Tech News

Midnight in Crypto by John Greene, reviewed

By Selva Ozelli, Esq, CPA, Author of Sustainably Investing in Digital Assets Globally

John Green is a course writer and technical writer for the Cardano Foundation, who authored the book “Midnight in Crypto: Rational Privacy for the Digital Age” which was published and released to the market on April 6, 2026.  His book became available  a month after Layer-1 Midnight blockchain founded by Cardano’s Charles Hoskinson, its native $NIGHT token completed its launch event, and the mainnet subsequently went live in March 2026.

Midnight in Crypto by John Greene, reviewed

In his book, John explores the 5,000 year old history of money; the utilitarian, legal, technological developments that gave rise to capital markets and transformed value transfer in global trade; the rise of the centralized surveillance state with the advent of the internet (1991); the global credit crises (the 1998 LTCM collapse and the 2008 Great Recession)  which directly drove Bitcoin’s creation by exposing deep-seated systemic risks in centralized finance government bailouts;  the high-profile banking secrecy Swiss bank scandals, and subsequent global tax evasion crackdowns resulting in global transparency tax legislation (FATCA, CRS), exposing how traditional offshore banking secrecy  prompted cypherpunks and developers to create privacy coins (like Monero, Z Cash), which global regulators effectively restrict by banning their use on licensed platforms to comply with strict Anti-Money Laundering (AML) standards; and the limitations of early first and second generation blockchains.  John in his book argues that while Bitcoin successfully provided decentralized “hard money,” it’s completely transparent public ledger inadvertently created a perfect tool for government and corporate regulators to track user activity.

In his book John points out that Charles Hoskinson whose pioneering impact on crypto spans his role as a co-creator of  BitUSD, widely recognized as the world’s first stablecoin, alongside Dan Larimer in July 2014, issued on the pioneering BitShares,  early co-founder of Ethereum, the creator of Cardano as well as Midnight, shaped the industry’s focus on decentralized governance, formal mathematical verification, and regulatory compliance.

He defines the generational framework for blockchain evolution  in four generations:

  1. Bitcoin as the first generation (decentralized value);
  2. Ethereum which Hoskinson co-founded as the second generation offering programmability/smart contracts;
  3. Cardano as the third generation, designed to solve the scaling, interoperability, and governance limitations of earlier blockchain networks. Its development relies on peer-reviewed research to build a highly decentralized, multi-layered architecture focused on mainstream adoption.

• **Data**:
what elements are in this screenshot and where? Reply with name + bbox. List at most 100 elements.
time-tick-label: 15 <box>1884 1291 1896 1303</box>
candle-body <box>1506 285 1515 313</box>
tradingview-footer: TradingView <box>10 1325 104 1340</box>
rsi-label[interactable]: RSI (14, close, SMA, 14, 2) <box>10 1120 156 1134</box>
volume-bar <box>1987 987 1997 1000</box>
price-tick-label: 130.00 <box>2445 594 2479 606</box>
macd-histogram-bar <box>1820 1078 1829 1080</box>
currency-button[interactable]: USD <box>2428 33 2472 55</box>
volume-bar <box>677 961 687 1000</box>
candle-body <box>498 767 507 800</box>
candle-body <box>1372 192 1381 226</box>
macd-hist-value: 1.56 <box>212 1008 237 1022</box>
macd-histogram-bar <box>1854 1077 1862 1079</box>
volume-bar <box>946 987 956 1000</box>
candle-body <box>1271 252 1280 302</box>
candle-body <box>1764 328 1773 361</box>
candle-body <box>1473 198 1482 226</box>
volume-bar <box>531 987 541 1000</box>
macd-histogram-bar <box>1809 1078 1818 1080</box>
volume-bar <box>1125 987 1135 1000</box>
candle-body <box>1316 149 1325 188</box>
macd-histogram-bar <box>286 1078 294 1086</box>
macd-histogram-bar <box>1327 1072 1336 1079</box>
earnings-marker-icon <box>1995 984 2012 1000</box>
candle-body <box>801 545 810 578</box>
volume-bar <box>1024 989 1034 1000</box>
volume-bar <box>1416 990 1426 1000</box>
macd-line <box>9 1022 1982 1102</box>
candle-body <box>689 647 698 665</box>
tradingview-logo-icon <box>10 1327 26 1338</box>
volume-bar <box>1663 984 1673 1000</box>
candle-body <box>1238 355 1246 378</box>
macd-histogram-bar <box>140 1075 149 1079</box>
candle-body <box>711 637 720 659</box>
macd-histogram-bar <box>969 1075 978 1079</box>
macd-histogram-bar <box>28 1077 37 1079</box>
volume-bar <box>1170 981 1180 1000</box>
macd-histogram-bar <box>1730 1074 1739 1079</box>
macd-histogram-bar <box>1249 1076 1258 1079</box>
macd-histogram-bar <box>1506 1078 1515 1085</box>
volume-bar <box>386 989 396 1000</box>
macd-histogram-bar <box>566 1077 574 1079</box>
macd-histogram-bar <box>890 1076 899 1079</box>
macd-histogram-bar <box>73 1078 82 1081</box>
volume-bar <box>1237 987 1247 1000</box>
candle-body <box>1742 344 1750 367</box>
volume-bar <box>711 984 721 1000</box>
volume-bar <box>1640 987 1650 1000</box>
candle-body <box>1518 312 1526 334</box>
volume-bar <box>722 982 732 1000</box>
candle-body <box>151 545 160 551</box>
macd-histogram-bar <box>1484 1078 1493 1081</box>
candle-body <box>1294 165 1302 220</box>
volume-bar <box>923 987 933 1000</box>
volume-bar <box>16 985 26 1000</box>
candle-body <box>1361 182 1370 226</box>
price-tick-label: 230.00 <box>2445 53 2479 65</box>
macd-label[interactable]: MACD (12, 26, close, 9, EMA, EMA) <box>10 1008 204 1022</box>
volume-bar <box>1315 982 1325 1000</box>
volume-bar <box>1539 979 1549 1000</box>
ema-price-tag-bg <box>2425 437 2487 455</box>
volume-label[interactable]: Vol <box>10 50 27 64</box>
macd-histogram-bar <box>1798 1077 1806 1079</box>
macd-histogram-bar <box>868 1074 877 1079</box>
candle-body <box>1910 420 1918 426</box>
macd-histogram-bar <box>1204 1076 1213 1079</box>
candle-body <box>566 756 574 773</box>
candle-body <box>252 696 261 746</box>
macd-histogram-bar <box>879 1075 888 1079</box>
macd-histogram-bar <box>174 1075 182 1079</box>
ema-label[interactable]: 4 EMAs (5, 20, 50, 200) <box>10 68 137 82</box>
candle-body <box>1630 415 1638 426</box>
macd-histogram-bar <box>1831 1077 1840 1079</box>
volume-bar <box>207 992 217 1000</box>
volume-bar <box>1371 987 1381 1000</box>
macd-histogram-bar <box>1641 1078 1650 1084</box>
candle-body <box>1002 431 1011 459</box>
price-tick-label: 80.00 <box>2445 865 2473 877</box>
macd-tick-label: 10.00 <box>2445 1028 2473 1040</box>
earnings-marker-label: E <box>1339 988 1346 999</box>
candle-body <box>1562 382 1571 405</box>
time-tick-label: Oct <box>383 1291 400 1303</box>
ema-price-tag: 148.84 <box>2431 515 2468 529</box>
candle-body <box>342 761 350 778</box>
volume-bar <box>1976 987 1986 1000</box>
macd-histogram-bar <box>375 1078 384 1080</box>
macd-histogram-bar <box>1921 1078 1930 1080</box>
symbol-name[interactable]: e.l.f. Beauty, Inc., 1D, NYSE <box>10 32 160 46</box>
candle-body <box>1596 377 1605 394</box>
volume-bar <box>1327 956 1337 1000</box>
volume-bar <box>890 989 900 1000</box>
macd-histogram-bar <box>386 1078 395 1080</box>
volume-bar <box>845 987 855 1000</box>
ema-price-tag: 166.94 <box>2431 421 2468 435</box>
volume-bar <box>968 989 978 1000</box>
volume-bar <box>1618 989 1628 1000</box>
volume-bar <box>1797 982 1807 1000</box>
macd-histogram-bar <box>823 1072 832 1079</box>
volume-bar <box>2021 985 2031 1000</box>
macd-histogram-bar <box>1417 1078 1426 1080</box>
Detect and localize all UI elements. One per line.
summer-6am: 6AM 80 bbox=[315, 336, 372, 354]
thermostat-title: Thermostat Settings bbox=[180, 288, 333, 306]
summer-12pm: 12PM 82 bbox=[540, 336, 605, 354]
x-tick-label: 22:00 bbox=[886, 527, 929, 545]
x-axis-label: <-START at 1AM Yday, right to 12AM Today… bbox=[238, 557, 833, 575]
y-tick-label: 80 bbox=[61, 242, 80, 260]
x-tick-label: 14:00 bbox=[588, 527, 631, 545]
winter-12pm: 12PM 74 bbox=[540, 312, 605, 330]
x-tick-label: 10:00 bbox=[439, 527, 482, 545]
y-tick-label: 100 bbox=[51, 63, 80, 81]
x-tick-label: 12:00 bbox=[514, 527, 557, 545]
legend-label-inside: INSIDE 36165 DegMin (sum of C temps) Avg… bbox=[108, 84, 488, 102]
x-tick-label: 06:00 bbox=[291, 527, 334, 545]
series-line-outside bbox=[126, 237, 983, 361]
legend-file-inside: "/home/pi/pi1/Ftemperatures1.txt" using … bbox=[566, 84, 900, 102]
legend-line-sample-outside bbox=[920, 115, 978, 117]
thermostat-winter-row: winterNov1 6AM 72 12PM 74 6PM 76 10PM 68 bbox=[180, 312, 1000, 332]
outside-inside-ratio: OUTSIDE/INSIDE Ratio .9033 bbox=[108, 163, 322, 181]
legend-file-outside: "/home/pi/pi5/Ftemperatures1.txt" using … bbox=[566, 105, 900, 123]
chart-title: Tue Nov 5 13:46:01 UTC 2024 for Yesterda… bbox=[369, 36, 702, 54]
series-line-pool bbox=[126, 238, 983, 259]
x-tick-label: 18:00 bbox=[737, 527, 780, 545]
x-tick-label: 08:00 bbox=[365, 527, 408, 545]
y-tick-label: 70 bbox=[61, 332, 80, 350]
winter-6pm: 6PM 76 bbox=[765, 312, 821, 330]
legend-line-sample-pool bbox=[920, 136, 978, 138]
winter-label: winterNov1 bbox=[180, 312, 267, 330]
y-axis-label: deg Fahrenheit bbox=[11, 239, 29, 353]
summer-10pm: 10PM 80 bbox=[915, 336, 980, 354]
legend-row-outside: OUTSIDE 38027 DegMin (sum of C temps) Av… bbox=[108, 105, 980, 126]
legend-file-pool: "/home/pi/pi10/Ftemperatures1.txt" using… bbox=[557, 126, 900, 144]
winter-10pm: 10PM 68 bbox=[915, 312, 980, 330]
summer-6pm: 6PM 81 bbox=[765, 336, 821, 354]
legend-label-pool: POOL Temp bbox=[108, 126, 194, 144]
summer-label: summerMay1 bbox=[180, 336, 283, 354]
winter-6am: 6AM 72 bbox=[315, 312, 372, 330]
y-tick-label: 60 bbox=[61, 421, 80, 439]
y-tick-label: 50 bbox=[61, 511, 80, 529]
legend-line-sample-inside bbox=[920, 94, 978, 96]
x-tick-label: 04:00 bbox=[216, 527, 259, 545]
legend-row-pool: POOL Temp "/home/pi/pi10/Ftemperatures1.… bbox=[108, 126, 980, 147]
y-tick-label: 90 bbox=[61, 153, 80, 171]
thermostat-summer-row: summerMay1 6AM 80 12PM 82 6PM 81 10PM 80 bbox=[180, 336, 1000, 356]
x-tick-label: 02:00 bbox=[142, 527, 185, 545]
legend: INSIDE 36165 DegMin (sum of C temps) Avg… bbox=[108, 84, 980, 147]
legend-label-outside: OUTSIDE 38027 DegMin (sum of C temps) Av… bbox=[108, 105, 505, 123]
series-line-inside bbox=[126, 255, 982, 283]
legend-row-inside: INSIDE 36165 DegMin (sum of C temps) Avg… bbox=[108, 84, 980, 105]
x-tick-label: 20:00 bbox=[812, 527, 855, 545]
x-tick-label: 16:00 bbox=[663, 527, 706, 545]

• **What you should do**:
Reproduce the book review word for word from "John Green is a" up to and including "in March 2026.". Please rely only on the book review.

• **Answer to the exercise**:
John Green is a course writer and technical writer for the Cardano Foundation, who authored the book “Midnight in Crypto: Rational Privacy for the Digital Age” which was published and released to the market on April 6, 2026.  His book became available  a month after Layer-1 Midnight blockchain founded by Cardano’s Charles Hoskinson, its native $NIGHT token completed its launch event, and the mainnet subsequently went live in March 2026.